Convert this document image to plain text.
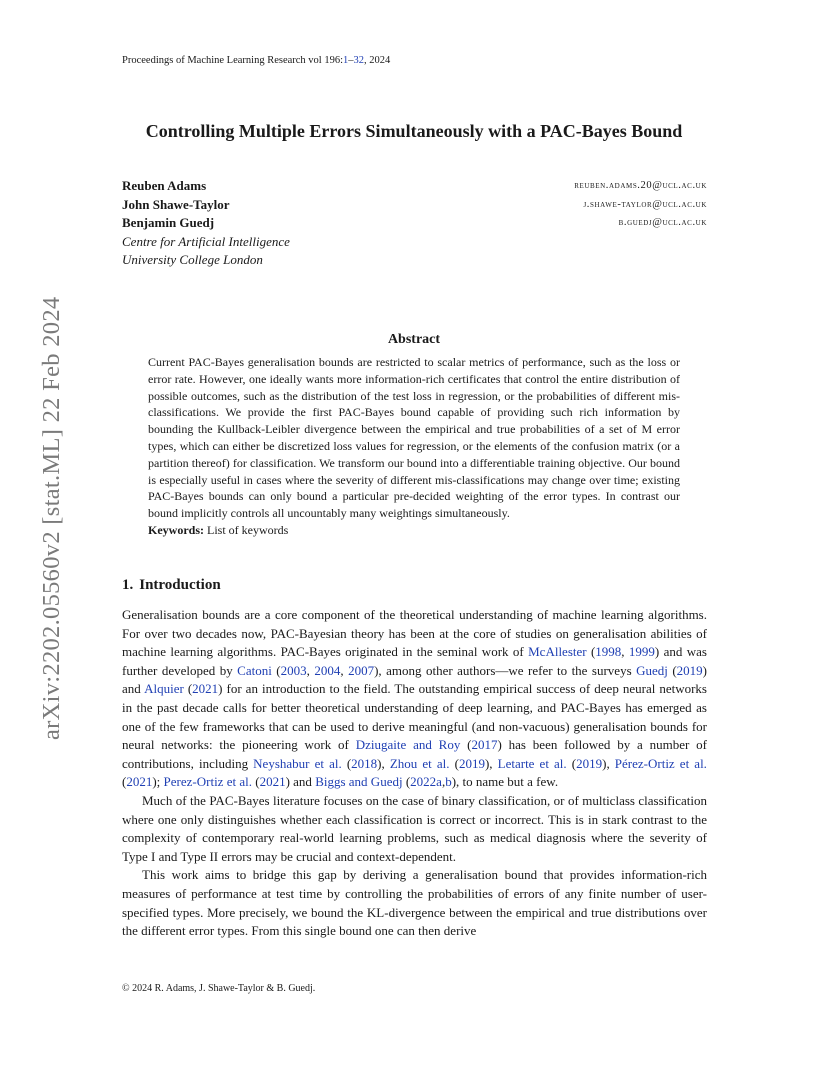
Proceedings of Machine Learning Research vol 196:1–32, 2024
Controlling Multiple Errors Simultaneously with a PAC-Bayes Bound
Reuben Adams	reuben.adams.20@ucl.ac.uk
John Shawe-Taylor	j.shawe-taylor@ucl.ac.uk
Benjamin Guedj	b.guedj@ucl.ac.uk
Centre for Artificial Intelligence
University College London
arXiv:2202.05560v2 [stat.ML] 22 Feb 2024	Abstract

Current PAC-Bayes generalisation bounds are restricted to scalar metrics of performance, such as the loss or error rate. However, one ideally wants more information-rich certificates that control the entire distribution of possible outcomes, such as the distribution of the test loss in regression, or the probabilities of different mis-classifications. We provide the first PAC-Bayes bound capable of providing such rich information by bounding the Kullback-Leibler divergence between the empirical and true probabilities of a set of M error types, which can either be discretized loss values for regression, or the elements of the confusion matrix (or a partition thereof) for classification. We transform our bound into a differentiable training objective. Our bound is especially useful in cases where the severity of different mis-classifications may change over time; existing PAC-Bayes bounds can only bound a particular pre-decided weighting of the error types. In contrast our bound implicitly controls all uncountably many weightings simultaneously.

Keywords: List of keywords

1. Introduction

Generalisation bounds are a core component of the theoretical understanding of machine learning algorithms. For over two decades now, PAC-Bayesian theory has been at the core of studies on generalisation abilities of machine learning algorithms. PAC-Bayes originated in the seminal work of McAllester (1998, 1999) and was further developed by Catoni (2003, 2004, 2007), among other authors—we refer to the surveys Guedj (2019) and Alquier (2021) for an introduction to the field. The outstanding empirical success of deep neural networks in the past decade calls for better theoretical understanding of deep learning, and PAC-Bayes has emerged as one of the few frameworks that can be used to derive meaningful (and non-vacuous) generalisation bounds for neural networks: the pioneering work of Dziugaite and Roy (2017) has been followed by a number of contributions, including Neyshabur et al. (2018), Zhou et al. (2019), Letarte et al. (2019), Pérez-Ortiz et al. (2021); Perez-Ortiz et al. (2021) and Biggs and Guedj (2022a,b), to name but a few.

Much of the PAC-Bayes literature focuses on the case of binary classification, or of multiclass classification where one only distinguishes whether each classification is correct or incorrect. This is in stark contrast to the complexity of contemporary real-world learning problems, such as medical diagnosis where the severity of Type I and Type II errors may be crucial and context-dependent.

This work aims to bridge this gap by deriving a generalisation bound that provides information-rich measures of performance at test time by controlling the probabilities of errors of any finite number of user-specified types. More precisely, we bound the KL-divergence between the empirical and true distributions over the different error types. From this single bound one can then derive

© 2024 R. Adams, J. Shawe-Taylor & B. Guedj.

- - - -

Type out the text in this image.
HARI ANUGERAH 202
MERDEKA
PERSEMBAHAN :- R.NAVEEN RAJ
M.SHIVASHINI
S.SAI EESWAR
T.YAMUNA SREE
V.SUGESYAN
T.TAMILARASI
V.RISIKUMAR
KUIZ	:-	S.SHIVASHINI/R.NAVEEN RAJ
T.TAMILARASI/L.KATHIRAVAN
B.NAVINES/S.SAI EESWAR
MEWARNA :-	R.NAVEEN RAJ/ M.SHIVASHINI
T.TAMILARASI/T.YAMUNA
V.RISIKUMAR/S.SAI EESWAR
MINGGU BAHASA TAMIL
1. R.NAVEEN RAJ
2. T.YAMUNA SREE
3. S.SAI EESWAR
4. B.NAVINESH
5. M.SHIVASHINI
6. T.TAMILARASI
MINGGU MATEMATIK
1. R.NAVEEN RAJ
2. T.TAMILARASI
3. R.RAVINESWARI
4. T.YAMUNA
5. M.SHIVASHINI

- - - -

| DIRECTIONS |
From the listing above, pick out every line containing "SHIVASHINI".

| SOLUTION |
M.SHIVASHINI
KUIZ	:-	S.SHIVASHINI/R.NAVEEN RAJ
MEWARNA :-	R.NAVEEN RAJ/ M.SHIVASHINI
5. M.SHIVASHINI
5. M.SHIVASHINI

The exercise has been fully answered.